• **PROBLEM TO SOLVE**
All of the material below is to be returned exactly.

Stored data
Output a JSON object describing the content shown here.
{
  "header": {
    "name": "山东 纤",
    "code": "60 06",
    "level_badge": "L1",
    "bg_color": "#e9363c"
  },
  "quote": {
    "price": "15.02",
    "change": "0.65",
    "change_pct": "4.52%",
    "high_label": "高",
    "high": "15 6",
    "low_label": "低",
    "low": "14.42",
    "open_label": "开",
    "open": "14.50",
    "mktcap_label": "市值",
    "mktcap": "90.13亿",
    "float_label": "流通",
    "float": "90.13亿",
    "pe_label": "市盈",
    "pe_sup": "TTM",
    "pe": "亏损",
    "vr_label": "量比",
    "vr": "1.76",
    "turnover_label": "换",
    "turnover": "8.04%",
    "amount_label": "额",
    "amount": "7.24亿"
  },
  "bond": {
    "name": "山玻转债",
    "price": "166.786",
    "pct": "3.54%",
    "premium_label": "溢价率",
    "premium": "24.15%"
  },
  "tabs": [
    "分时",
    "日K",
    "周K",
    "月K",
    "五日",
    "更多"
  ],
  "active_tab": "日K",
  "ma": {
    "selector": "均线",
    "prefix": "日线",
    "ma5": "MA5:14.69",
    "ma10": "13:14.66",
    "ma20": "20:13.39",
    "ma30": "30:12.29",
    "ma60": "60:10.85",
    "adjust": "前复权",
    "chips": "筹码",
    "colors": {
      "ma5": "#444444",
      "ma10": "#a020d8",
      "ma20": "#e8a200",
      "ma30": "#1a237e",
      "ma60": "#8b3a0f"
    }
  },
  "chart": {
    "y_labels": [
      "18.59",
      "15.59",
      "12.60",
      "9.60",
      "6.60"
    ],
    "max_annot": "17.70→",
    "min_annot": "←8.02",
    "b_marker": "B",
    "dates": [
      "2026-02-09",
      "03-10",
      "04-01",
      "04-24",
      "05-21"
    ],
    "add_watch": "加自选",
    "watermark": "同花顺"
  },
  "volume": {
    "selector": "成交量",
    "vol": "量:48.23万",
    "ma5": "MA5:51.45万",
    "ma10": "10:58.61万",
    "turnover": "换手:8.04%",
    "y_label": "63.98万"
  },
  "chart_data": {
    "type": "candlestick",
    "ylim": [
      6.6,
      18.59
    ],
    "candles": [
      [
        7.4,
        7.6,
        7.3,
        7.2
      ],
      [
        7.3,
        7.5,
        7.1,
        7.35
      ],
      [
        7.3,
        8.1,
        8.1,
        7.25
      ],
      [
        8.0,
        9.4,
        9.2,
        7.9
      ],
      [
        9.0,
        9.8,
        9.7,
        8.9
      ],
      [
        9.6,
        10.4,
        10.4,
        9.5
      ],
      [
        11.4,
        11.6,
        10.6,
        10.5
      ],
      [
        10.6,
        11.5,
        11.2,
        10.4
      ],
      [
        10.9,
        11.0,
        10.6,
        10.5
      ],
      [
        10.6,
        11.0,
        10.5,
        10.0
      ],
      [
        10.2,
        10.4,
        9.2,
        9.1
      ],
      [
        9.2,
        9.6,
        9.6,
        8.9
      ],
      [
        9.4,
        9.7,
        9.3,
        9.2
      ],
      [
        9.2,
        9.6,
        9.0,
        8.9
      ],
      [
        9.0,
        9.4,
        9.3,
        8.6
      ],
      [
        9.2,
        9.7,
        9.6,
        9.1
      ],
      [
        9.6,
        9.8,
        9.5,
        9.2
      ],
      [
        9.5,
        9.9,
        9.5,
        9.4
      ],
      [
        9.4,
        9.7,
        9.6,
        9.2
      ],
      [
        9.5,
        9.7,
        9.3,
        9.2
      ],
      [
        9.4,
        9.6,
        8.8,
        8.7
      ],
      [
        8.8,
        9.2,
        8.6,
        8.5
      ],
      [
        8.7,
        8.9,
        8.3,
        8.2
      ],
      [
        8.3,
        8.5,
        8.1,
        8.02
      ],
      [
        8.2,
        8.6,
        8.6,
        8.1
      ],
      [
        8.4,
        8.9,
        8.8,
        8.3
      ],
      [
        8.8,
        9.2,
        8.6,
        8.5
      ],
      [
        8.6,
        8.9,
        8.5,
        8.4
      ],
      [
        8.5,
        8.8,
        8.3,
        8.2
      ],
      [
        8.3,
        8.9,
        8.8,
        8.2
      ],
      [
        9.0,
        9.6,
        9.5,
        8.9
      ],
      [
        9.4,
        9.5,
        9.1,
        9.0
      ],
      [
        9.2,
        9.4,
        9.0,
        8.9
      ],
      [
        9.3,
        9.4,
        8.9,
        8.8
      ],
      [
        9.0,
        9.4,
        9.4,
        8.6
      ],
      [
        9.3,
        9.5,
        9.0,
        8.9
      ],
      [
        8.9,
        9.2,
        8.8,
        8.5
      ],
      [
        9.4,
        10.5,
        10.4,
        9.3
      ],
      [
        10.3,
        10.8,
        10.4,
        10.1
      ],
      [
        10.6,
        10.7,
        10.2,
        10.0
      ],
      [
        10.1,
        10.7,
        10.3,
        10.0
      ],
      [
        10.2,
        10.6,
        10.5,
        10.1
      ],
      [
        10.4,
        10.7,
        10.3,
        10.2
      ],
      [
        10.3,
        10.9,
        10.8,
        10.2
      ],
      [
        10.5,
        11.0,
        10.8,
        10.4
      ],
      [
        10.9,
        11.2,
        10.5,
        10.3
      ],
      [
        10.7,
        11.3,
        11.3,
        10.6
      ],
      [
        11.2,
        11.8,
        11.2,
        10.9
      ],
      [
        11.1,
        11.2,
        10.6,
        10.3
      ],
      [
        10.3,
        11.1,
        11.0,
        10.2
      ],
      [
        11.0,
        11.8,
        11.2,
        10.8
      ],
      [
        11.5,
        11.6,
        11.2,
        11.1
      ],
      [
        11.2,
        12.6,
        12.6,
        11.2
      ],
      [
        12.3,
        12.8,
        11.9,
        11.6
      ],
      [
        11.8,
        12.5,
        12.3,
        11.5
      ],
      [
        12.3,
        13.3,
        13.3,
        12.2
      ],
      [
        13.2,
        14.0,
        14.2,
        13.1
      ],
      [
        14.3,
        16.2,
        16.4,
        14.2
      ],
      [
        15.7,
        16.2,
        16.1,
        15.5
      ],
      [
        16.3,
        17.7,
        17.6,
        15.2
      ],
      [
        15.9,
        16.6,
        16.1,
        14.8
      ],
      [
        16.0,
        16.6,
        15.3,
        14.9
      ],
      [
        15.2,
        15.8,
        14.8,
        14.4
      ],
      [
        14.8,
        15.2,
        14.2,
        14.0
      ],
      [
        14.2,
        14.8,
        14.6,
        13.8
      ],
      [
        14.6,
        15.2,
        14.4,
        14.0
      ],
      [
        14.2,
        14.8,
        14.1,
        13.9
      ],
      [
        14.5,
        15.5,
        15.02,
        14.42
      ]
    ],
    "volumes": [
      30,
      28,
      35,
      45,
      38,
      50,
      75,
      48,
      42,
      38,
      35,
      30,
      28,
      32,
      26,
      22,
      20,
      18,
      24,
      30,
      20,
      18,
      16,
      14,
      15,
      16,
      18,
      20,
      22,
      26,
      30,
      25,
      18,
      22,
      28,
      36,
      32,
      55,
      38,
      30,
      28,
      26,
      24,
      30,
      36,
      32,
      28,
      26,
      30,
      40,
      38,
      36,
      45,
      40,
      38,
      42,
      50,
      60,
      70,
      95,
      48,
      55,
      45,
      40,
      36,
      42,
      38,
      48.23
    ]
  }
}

• **ANSWER TO THIS TASK**
Output a JSON object describing the content shown here.
{
  "header": {
    "name": "山东 纤",
    "code": "60 06",
    "level_badge": "L1",
    "bg_color": "#e9363c"
  },
  "quote": {
    "price": "15.02",
    "change": "0.65",
    "change_pct": "4.52%",
    "high_label": "高",
    "high": "15 6",
    "low_label": "低",
    "low": "14.42",
    "open_label": "开",
    "open": "14.50",
    "mktcap_label": "市值",
    "mktcap": "90.13亿",
    "float_label": "流通",
    "float": "90.13亿",
    "pe_label": "市盈",
    "pe_sup": "TTM",
    "pe": "亏损",
    "vr_label": "量比",
    "vr": "1.76",
    "turnover_label": "换",
    "turnover": "8.04%",
    "amount_label": "额",
    "amount": "7.24亿"
  },
  "bond": {
    "name": "山玻转债",
    "price": "166.786",
    "pct": "3.54%",
    "premium_label": "溢价率",
    "premium": "24.15%"
  },
  "tabs": [
    "分时",
    "日K",
    "周K",
    "月K",
    "五日",
    "更多"
  ],
  "active_tab": "日K",
  "ma": {
    "selector": "均线",
    "prefix": "日线",
    "ma5": "MA5:14.69",
    "ma10": "13:14.66",
    "ma20": "20:13.39",
    "ma30": "30:12.29",
    "ma60": "60:10.85",
    "adjust": "前复权",
    "chips": "筹码",
    "colors": {
      "ma5": "#444444",
      "ma10": "#a020d8",
      "ma20": "#e8a200",
      "ma30": "#1a237e",
      "ma60": "#8b3a0f"
    }
  },
  "chart": {
    "y_labels": [
      "18.59",
      "15.59",
      "12.60",
      "9.60",
      "6.60"
    ],
    "max_annot": "17.70→",
    "min_annot": "←8.02",
    "b_marker": "B",
    "dates": [
      "2026-02-09",
      "03-10",
      "04-01",
      "04-24",
      "05-21"
    ],
    "add_watch": "加自选",
    "watermark": "同花顺"
  },
  "volume": {
    "selector": "成交量",
    "vol": "量:48.23万",
    "ma5": "MA5:51.45万",
    "ma10": "10:58.61万",
    "turnover": "换手:8.04%",
    "y_label": "63.98万"
  },
  "chart_data": {
    "type": "candlestick",
    "ylim": [
      6.6,
      18.59
    ],
    "candles": [
      [
        7.4,
        7.6,
        7.3,
        7.2
      ],
      [
        7.3,
        7.5,
        7.1,
        7.35
      ],
      [
        7.3,
        8.1,
        8.1,
        7.25
      ],
      [
        8.0,
        9.4,
        9.2,
        7.9
      ],
      [
        9.0,
        9.8,
        9.7,
        8.9
      ],
      [
        9.6,
        10.4,
        10.4,
        9.5
      ],
      [
        11.4,
        11.6,
        10.6,
        10.5
      ],
      [
        10.6,
        11.5,
        11.2,
        10.4
      ],
      [
        10.9,
        11.0,
        10.6,
        10.5
      ],
      [
        10.6,
        11.0,
        10.5,
        10.0
      ],
      [
        10.2,
        10.4,
        9.2,
        9.1
      ],
      [
        9.2,
        9.6,
        9.6,
        8.9
      ],
      [
        9.4,
        9.7,
        9.3,
        9.2
      ],
      [
        9.2,
        9.6,
        9.0,
        8.9
      ],
      [
        9.0,
        9.4,
        9.3,
        8.6
      ],
      [
        9.2,
        9.7,
        9.6,
        9.1
      ],
      [
        9.6,
        9.8,
        9.5,
        9.2
      ],
      [
        9.5,
        9.9,
        9.5,
        9.4
      ],
      [
        9.4,
        9.7,
        9.6,
        9.2
      ],
      [
        9.5,
        9.7,
        9.3,
        9.2
      ],
      [
        9.4,
        9.6,
        8.8,
        8.7
      ],
      [
        8.8,
        9.2,
        8.6,
        8.5
      ],
      [
        8.7,
        8.9,
        8.3,
        8.2
      ],
      [
        8.3,
        8.5,
        8.1,
        8.02
      ],
      [
        8.2,
        8.6,
        8.6,
        8.1
      ],
      [
        8.4,
        8.9,
        8.8,
        8.3
      ],
      [
        8.8,
        9.2,
        8.6,
        8.5
      ],
      [
        8.6,
        8.9,
        8.5,
        8.4
      ],
      [
        8.5,
        8.8,
        8.3,
        8.2
      ],
      [
        8.3,
        8.9,
        8.8,
        8.2
      ],
      [
        9.0,
        9.6,
        9.5,
        8.9
      ],
      [
        9.4,
        9.5,
        9.1,
        9.0
      ],
      [
        9.2,
        9.4,
        9.0,
        8.9
      ],
      [
        9.3,
        9.4,
        8.9,
        8.8
      ],
      [
        9.0,
        9.4,
        9.4,
        8.6
      ],
      [
        9.3,
        9.5,
        9.0,
        8.9
      ],
      [
        8.9,
        9.2,
        8.8,
        8.5
      ],
      [
        9.4,
        10.5,
        10.4,
        9.3
      ],
      [
        10.3,
        10.8,
        10.4,
        10.1
      ],
      [
        10.6,
        10.7,
        10.2,
        10.0
      ],
      [
        10.1,
        10.7,
        10.3,
        10.0
      ],
      [
        10.2,
        10.6,
        10.5,
        10.1
      ],
      [
        10.4,
        10.7,
        10.3,
        10.2
      ],
      [
        10.3,
        10.9,
        10.8,
        10.2
      ],
      [
        10.5,
        11.0,
        10.8,
        10.4
      ],
      [
        10.9,
        11.2,
        10.5,
        10.3
      ],
      [
        10.7,
        11.3,
        11.3,
        10.6
      ],
      [
        11.2,
        11.8,
        11.2,
        10.9
      ],
      [
        11.1,
        11.2,
        10.6,
        10.3
      ],
      [
        10.3,
        11.1,
        11.0,
        10.2
      ],
      [
        11.0,
        11.8,
        11.2,
        10.8
      ],
      [
        11.5,
        11.6,
        11.2,
        11.1
      ],
      [
        11.2,
        12.6,
        12.6,
        11.2
      ],
      [
        12.3,
        12.8,
        11.9,
        11.6
      ],
      [
        11.8,
        12.5,
        12.3,
        11.5
      ],
      [
        12.3,
        13.3,
        13.3,
        12.2
      ],
      [
        13.2,
        14.0,
        14.2,
        13.1
      ],
      [
        14.3,
        16.2,
        16.4,
        14.2
      ],
      [
        15.7,
        16.2,
        16.1,
        15.5
      ],
      [
        16.3,
        17.7,
        17.6,
        15.2
      ],
      [
        15.9,
        16.6,
        16.1,
        14.8
      ],
      [
        16.0,
        16.6,
        15.3,
        14.9
      ],
      [
        15.2,
        15.8,
        14.8,
        14.4
      ],
      [
        14.8,
        15.2,
        14.2,
        14.0
      ],
      [
        14.2,
        14.8,
        14.6,
        13.8
      ],
      [
        14.6,
        15.2,
        14.4,
        14.0
      ],
      [
        14.2,
        14.8,
        14.1,
        13.9
      ],
      [
        14.5,
        15.5,
        15.02,
        14.42
      ]
    ],
    "volumes": [
      30,
      28,
      35,
      45,
      38,
      50,
      75,
      48,
      42,
      38,
      35,
      30,
      28,
      32,
      26,
      22,
      20,
      18,
      24,
      30,
      20,
      18,
      16,
      14,
      15,
      16,
      18,
      20,
      22,
      26,
      30,
      25,
      18,
      22,
      28,
      36,
      32,
      55,
      38,
      30,
      28,
      26,
      24,
      30,
      36,
      32,
      28,
      26,
      30,
      40,
      38,
      36,
      45,
      40,
      38,
      42,
      50,
      60,
      70,
      95,
      48,
      55,
      45,
      40,
      36,
      42,
      38,
      48.23
    ]
  }
}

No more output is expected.